▶ [RECORDED DATA]:
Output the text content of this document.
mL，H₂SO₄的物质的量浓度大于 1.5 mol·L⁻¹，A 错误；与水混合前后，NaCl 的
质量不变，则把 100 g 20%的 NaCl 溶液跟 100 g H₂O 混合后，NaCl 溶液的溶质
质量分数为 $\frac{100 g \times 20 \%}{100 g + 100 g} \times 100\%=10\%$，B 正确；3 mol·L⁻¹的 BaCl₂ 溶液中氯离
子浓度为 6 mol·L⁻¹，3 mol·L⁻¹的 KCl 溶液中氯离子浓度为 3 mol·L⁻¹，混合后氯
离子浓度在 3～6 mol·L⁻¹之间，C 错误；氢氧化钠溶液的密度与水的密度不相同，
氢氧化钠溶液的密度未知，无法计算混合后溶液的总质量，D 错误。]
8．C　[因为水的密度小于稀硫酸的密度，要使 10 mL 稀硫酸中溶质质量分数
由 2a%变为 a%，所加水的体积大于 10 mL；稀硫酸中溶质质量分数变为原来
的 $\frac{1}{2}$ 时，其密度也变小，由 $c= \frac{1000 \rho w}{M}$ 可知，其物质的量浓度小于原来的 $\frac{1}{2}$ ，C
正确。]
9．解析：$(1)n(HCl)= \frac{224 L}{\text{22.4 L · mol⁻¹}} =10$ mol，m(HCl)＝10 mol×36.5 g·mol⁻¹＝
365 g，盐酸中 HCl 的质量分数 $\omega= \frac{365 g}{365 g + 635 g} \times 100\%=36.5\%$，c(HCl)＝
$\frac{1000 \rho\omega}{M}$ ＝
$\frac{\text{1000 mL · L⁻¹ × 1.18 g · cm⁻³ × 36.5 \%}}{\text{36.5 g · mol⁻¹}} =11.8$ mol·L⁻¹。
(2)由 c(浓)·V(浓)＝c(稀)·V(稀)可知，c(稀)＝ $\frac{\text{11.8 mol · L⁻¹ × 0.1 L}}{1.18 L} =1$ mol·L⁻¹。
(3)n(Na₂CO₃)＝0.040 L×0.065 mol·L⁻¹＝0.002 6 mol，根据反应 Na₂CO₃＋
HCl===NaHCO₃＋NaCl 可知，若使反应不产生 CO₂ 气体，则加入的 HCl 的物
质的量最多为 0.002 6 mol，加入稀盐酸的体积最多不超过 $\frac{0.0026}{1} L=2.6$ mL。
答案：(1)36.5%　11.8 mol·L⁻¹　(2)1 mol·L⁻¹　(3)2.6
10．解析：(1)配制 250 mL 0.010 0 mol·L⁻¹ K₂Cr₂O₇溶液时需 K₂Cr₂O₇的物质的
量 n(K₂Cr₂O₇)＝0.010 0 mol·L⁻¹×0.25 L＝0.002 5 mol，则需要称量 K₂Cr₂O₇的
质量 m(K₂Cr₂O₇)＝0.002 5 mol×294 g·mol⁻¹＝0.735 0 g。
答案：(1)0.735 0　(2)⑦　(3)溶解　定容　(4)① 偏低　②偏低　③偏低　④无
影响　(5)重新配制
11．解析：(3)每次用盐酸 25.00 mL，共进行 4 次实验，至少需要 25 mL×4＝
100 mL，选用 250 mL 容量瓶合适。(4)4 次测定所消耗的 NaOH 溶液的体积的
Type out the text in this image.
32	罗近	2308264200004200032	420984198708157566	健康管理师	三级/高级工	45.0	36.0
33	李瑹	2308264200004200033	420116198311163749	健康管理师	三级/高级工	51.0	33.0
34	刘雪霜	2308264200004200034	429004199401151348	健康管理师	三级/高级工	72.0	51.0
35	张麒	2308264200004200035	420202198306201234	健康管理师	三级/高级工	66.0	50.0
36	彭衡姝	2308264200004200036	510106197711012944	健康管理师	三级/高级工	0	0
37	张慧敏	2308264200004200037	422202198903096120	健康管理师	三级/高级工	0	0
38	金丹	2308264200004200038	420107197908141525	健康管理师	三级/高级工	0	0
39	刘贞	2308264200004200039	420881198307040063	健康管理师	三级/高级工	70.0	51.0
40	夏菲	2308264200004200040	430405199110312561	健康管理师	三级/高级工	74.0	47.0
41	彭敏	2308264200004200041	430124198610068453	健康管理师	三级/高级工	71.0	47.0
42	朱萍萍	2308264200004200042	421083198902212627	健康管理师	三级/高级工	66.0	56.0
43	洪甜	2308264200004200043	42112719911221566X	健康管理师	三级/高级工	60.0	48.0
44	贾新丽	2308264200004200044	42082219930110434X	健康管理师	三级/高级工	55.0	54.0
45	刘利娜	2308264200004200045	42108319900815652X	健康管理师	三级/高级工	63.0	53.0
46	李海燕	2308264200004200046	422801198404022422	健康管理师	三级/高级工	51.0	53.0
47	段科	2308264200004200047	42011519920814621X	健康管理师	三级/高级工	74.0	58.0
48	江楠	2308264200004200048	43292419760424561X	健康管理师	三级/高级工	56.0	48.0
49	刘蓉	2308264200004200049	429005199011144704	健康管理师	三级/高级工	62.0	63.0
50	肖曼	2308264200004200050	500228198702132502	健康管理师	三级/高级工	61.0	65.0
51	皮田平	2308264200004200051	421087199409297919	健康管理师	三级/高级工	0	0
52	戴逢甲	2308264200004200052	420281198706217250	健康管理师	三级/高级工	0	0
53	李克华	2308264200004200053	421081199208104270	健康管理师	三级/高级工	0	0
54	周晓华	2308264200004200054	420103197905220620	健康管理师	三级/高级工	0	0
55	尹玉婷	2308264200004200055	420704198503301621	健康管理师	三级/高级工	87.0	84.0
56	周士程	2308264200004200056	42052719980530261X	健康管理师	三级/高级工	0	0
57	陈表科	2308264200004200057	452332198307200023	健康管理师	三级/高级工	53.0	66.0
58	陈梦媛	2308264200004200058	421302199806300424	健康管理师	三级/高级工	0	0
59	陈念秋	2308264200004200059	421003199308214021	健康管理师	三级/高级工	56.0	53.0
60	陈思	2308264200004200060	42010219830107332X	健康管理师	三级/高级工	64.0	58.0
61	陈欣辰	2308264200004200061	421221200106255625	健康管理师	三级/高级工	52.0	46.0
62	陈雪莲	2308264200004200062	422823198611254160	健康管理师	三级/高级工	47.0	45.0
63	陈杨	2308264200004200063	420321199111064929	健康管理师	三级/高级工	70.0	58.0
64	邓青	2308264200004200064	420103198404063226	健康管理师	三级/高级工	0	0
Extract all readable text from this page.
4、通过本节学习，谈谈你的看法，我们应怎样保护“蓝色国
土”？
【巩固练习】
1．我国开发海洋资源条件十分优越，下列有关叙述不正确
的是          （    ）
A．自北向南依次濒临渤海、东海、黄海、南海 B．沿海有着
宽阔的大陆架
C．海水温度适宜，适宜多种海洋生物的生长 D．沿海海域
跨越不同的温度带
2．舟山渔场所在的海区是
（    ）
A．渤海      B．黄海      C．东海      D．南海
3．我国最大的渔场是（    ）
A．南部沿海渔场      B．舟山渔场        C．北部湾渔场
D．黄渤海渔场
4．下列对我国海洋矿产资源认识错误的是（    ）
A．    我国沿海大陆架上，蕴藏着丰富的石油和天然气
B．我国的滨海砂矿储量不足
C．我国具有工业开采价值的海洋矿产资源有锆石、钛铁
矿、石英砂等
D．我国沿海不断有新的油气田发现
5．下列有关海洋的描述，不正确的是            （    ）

▶ [EXERCISE DIRECTIONS]:
Print all the data exactly.

▶ [ANSWER TO THE EXERCISE]:
Output the text content of this document.
mL，H₂SO₄的物质的量浓度大于 1.5 mol·L⁻¹，A 错误；与水混合前后，NaCl 的
质量不变，则把 100 g 20%的 NaCl 溶液跟 100 g H₂O 混合后，NaCl 溶液的溶质
质量分数为 $\frac{100 g \times 20 \%}{100 g + 100 g} \times 100\%=10\%$，B 正确；3 mol·L⁻¹的 BaCl₂ 溶液中氯离
子浓度为 6 mol·L⁻¹，3 mol·L⁻¹的 KCl 溶液中氯离子浓度为 3 mol·L⁻¹，混合后氯
离子浓度在 3～6 mol·L⁻¹之间，C 错误；氢氧化钠溶液的密度与水的密度不相同，
氢氧化钠溶液的密度未知，无法计算混合后溶液的总质量，D 错误。]
8．C　[因为水的密度小于稀硫酸的密度，要使 10 mL 稀硫酸中溶质质量分数
由 2a%变为 a%，所加水的体积大于 10 mL；稀硫酸中溶质质量分数变为原来
的 $\frac{1}{2}$ 时，其密度也变小，由 $c= \frac{1000 \rho w}{M}$ 可知，其物质的量浓度小于原来的 $\frac{1}{2}$ ，C
正确。]
9．解析：$(1)n(HCl)= \frac{224 L}{\text{22.4 L · mol⁻¹}} =10$ mol，m(HCl)＝10 mol×36.5 g·mol⁻¹＝
365 g，盐酸中 HCl 的质量分数 $\omega= \frac{365 g}{365 g + 635 g} \times 100\%=36.5\%$，c(HCl)＝
$\frac{1000 \rho\omega}{M}$ ＝
$\frac{\text{1000 mL · L⁻¹ × 1.18 g · cm⁻³ × 36.5 \%}}{\text{36.5 g · mol⁻¹}} =11.8$ mol·L⁻¹。
(2)由 c(浓)·V(浓)＝c(稀)·V(稀)可知，c(稀)＝ $\frac{\text{11.8 mol · L⁻¹ × 0.1 L}}{1.18 L} =1$ mol·L⁻¹。
(3)n(Na₂CO₃)＝0.040 L×0.065 mol·L⁻¹＝0.002 6 mol，根据反应 Na₂CO₃＋
HCl===NaHCO₃＋NaCl 可知，若使反应不产生 CO₂ 气体，则加入的 HCl 的物
质的量最多为 0.002 6 mol，加入稀盐酸的体积最多不超过 $\frac{0.0026}{1} L=2.6$ mL。
答案：(1)36.5%　11.8 mol·L⁻¹　(2)1 mol·L⁻¹　(3)2.6
10．解析：(1)配制 250 mL 0.010 0 mol·L⁻¹ K₂Cr₂O₇溶液时需 K₂Cr₂O₇的物质的
量 n(K₂Cr₂O₇)＝0.010 0 mol·L⁻¹×0.25 L＝0.002 5 mol，则需要称量 K₂Cr₂O₇的
质量 m(K₂Cr₂O₇)＝0.002 5 mol×294 g·mol⁻¹＝0.735 0 g。
答案：(1)0.735 0　(2)⑦　(3)溶解　定容　(4)① 偏低　②偏低　③偏低　④无
影响　(5)重新配制
11．解析：(3)每次用盐酸 25.00 mL，共进行 4 次实验，至少需要 25 mL×4＝
100 mL，选用 250 mL 容量瓶合适。(4)4 次测定所消耗的 NaOH 溶液的体积的
Type out the text in this image.
32	罗近	2308264200004200032	420984198708157566	健康管理师	三级/高级工	45.0	36.0
33	李瑹	2308264200004200033	420116198311163749	健康管理师	三级/高级工	51.0	33.0
34	刘雪霜	2308264200004200034	429004199401151348	健康管理师	三级/高级工	72.0	51.0
35	张麒	2308264200004200035	420202198306201234	健康管理师	三级/高级工	66.0	50.0
36	彭衡姝	2308264200004200036	510106197711012944	健康管理师	三级/高级工	0	0
37	张慧敏	2308264200004200037	422202198903096120	健康管理师	三级/高级工	0	0
38	金丹	2308264200004200038	420107197908141525	健康管理师	三级/高级工	0	0
39	刘贞	2308264200004200039	420881198307040063	健康管理师	三级/高级工	70.0	51.0
40	夏菲	2308264200004200040	430405199110312561	健康管理师	三级/高级工	74.0	47.0
41	彭敏	2308264200004200041	430124198610068453	健康管理师	三级/高级工	71.0	47.0
42	朱萍萍	2308264200004200042	421083198902212627	健康管理师	三级/高级工	66.0	56.0
43	洪甜	2308264200004200043	42112719911221566X	健康管理师	三级/高级工	60.0	48.0
44	贾新丽	2308264200004200044	42082219930110434X	健康管理师	三级/高级工	55.0	54.0
45	刘利娜	2308264200004200045	42108319900815652X	健康管理师	三级/高级工	63.0	53.0
46	李海燕	2308264200004200046	422801198404022422	健康管理师	三级/高级工	51.0	53.0
47	段科	2308264200004200047	42011519920814621X	健康管理师	三级/高级工	74.0	58.0
48	江楠	2308264200004200048	43292419760424561X	健康管理师	三级/高级工	56.0	48.0
49	刘蓉	2308264200004200049	429005199011144704	健康管理师	三级/高级工	62.0	63.0
50	肖曼	2308264200004200050	500228198702132502	健康管理师	三级/高级工	61.0	65.0
51	皮田平	2308264200004200051	421087199409297919	健康管理师	三级/高级工	0	0
52	戴逢甲	2308264200004200052	420281198706217250	健康管理师	三级/高级工	0	0
53	李克华	2308264200004200053	421081199208104270	健康管理师	三级/高级工	0	0
54	周晓华	2308264200004200054	420103197905220620	健康管理师	三级/高级工	0	0
55	尹玉婷	2308264200004200055	420704198503301621	健康管理师	三级/高级工	87.0	84.0
56	周士程	2308264200004200056	42052719980530261X	健康管理师	三级/高级工	0	0
57	陈表科	2308264200004200057	452332198307200023	健康管理师	三级/高级工	53.0	66.0
58	陈梦媛	2308264200004200058	421302199806300424	健康管理师	三级/高级工	0	0
59	陈念秋	2308264200004200059	421003199308214021	健康管理师	三级/高级工	56.0	53.0
60	陈思	2308264200004200060	42010219830107332X	健康管理师	三级/高级工	64.0	58.0
61	陈欣辰	2308264200004200061	421221200106255625	健康管理师	三级/高级工	52.0	46.0
62	陈雪莲	2308264200004200062	422823198611254160	健康管理师	三级/高级工	47.0	45.0
63	陈杨	2308264200004200063	420321199111064929	健康管理师	三级/高级工	70.0	58.0
64	邓青	2308264200004200064	420103198404063226	健康管理师	三级/高级工	0	0
Extract all readable text from this page.
4、通过本节学习，谈谈你的看法，我们应怎样保护“蓝色国
土”？
【巩固练习】
1．我国开发海洋资源条件十分优越，下列有关叙述不正确
的是          （    ）
A．自北向南依次濒临渤海、东海、黄海、南海 B．沿海有着
宽阔的大陆架
C．海水温度适宜，适宜多种海洋生物的生长 D．沿海海域
跨越不同的温度带
2．舟山渔场所在的海区是
（    ）
A．渤海      B．黄海      C．东海      D．南海
3．我国最大的渔场是（    ）
A．南部沿海渔场      B．舟山渔场        C．北部湾渔场
D．黄渤海渔场
4．下列对我国海洋矿产资源认识错误的是（    ）
A．    我国沿海大陆架上，蕴藏着丰富的石油和天然气
B．我国的滨海砂矿储量不足
C．我国具有工业开采价值的海洋矿产资源有锆石、钛铁
矿、石英砂等
D．我国沿海不断有新的油气田发现
5．下列有关海洋的描述，不正确的是            （    ）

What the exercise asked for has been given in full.